Material provided:
==============================
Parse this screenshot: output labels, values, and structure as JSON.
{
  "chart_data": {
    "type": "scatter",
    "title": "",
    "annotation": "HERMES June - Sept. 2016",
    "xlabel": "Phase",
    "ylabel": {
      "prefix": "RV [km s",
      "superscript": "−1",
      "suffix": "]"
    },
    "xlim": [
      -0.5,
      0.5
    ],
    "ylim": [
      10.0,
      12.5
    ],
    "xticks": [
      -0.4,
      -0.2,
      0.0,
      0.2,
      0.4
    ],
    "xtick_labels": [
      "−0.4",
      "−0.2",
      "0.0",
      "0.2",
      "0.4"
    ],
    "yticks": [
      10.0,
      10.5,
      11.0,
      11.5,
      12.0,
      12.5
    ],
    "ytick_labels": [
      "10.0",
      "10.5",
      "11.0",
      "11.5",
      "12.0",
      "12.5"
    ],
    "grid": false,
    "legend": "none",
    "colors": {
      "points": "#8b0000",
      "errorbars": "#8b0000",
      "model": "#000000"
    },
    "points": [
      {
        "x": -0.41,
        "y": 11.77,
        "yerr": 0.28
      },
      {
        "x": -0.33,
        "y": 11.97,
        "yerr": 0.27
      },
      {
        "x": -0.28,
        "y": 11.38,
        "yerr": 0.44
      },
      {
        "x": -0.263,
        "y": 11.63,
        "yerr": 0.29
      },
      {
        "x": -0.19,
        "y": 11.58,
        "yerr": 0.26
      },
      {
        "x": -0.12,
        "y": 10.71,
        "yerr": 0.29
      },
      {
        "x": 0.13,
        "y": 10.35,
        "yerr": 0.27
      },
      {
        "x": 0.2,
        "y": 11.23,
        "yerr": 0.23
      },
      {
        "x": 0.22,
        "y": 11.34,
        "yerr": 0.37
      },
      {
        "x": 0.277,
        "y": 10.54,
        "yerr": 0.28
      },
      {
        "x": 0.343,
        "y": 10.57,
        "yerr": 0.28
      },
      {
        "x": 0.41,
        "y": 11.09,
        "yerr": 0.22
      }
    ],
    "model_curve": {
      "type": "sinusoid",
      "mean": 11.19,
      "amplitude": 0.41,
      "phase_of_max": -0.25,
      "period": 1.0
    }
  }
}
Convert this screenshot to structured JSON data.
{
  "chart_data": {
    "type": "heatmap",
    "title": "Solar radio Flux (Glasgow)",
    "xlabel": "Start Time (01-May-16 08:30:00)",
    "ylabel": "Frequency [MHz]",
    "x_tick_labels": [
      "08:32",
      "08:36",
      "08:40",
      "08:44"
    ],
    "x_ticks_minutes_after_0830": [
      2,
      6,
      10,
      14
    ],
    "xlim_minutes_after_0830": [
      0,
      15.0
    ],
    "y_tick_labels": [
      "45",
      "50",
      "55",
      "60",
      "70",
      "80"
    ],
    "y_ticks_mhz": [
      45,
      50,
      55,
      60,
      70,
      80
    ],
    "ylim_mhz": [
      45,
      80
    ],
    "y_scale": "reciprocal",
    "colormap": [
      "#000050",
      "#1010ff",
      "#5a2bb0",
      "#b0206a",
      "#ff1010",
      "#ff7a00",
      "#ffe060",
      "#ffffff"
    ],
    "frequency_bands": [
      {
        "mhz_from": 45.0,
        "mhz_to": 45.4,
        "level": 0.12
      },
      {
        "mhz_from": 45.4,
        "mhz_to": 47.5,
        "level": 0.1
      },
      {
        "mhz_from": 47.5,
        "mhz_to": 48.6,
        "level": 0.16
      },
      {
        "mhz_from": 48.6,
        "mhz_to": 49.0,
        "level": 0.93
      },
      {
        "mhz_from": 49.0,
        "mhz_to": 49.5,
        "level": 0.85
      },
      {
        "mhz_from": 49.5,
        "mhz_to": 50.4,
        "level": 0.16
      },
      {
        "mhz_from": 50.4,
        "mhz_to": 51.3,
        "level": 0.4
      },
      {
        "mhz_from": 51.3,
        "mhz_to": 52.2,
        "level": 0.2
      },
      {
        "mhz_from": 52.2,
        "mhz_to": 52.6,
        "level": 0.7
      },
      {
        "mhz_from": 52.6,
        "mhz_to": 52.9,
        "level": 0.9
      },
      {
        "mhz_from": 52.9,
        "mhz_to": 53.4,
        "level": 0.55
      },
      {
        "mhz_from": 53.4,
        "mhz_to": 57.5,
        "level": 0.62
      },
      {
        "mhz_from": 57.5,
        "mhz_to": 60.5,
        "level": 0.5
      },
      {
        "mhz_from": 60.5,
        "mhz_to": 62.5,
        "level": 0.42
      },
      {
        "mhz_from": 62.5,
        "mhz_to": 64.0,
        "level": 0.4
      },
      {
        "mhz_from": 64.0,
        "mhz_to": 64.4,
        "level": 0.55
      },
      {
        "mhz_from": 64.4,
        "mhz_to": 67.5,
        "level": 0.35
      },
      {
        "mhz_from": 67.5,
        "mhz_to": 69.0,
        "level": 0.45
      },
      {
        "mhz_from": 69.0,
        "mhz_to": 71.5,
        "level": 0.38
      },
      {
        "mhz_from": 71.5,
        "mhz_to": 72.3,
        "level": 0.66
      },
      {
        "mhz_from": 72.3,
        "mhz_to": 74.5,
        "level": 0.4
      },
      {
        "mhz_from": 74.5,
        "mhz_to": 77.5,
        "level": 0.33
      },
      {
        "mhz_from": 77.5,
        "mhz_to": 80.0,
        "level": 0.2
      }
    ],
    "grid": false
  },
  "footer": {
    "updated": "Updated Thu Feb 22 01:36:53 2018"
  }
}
==============================
In the listing above, count each line that holds the string "type". Give the number only.

Answer to this task: 3